Task to carry out> Reproduce every entry exactly and leave its pictures out.

Data entries for graphics>

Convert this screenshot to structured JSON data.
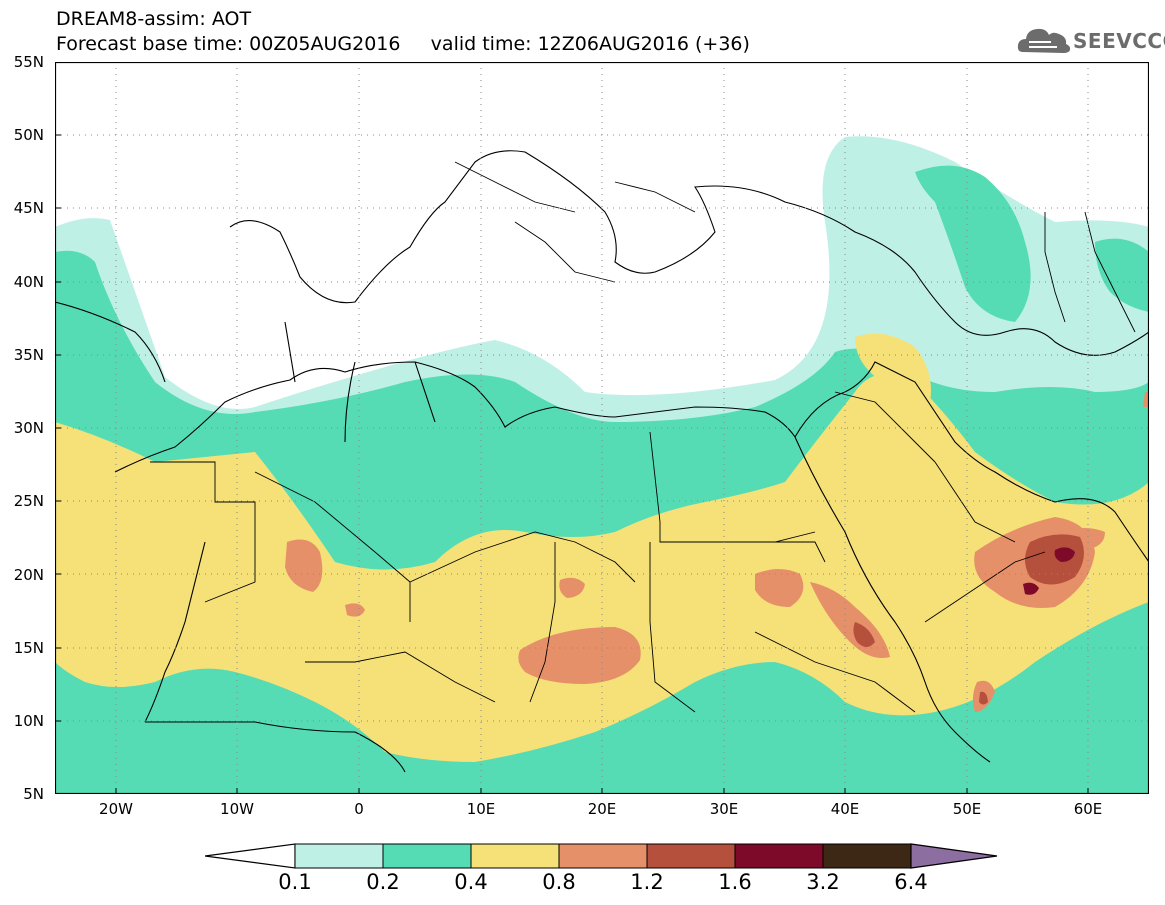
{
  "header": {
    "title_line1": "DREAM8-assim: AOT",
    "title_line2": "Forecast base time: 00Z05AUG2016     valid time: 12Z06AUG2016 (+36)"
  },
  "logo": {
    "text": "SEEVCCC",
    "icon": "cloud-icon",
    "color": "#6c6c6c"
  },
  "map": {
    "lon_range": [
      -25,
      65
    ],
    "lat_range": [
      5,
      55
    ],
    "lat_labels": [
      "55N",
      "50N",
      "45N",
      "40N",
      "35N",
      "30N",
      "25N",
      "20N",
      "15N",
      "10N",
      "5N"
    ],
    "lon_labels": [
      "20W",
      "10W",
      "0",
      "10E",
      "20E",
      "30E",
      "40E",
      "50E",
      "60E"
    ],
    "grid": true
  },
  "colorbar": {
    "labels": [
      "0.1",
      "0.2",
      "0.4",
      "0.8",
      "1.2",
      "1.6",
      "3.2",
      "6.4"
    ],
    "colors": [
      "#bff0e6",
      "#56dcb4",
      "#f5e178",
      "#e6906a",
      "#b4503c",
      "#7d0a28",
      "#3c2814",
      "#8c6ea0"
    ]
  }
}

Solution to this task>
Convert this screenshot to structured JSON data.
{
  "header": {
    "title_line1": "DREAM8-assim: AOT",
    "title_line2": "Forecast base time: 00Z05AUG2016     valid time: 12Z06AUG2016 (+36)"
  },
  "logo": {
    "text": "SEEVCCC",
    "icon": "cloud-icon",
    "color": "#6c6c6c"
  },
  "map": {
    "lon_range": [
      -25,
      65
    ],
    "lat_range": [
      5,
      55
    ],
    "lat_labels": [
      "55N",
      "50N",
      "45N",
      "40N",
      "35N",
      "30N",
      "25N",
      "20N",
      "15N",
      "10N",
      "5N"
    ],
    "lon_labels": [
      "20W",
      "10W",
      "0",
      "10E",
      "20E",
      "30E",
      "40E",
      "50E",
      "60E"
    ],
    "grid": true
  },
  "colorbar": {
    "labels": [
      "0.1",
      "0.2",
      "0.4",
      "0.8",
      "1.2",
      "1.6",
      "3.2",
      "6.4"
    ],
    "colors": [
      "#bff0e6",
      "#56dcb4",
      "#f5e178",
      "#e6906a",
      "#b4503c",
      "#7d0a28",
      "#3c2814",
      "#8c6ea0"
    ]
  }
}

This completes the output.